──────── DATASET RECORDS
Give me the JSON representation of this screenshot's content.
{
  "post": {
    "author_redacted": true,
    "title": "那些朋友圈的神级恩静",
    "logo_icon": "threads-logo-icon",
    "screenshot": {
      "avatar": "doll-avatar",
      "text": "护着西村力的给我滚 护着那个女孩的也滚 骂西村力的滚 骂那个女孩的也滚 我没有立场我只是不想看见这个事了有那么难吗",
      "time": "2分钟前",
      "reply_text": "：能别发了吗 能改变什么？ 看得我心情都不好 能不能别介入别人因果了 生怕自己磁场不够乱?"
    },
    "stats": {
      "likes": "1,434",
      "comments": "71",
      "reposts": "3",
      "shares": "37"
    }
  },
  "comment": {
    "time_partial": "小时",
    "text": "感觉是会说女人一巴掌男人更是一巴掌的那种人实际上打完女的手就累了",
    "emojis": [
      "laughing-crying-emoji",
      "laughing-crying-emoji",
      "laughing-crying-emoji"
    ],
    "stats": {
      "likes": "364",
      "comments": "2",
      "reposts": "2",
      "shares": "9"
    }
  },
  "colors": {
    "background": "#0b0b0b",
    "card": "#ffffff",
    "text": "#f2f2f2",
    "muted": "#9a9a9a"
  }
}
────────────────
■ EXERCISE AIM ■
Repeat the records exactly, including every line.

■ FULL OUTPUT ■
Give me the JSON representation of this screenshot's content.
{
  "post": {
    "author_redacted": true,
    "title": "那些朋友圈的神级恩静",
    "logo_icon": "threads-logo-icon",
    "screenshot": {
      "avatar": "doll-avatar",
      "text": "护着西村力的给我滚 护着那个女孩的也滚 骂西村力的滚 骂那个女孩的也滚 我没有立场我只是不想看见这个事了有那么难吗",
      "time": "2分钟前",
      "reply_text": "：能别发了吗 能改变什么？ 看得我心情都不好 能不能别介入别人因果了 生怕自己磁场不够乱?"
    },
    "stats": {
      "likes": "1,434",
      "comments": "71",
      "reposts": "3",
      "shares": "37"
    }
  },
  "comment": {
    "time_partial": "小时",
    "text": "感觉是会说女人一巴掌男人更是一巴掌的那种人实际上打完女的手就累了",
    "emojis": [
      "laughing-crying-emoji",
      "laughing-crying-emoji",
      "laughing-crying-emoji"
    ],
    "stats": {
      "likes": "364",
      "comments": "2",
      "reposts": "2",
      "shares": "9"
    }
  },
  "colors": {
    "background": "#0b0b0b",
    "card": "#ffffff",
    "text": "#f2f2f2",
    "muted": "#9a9a9a"
  }
}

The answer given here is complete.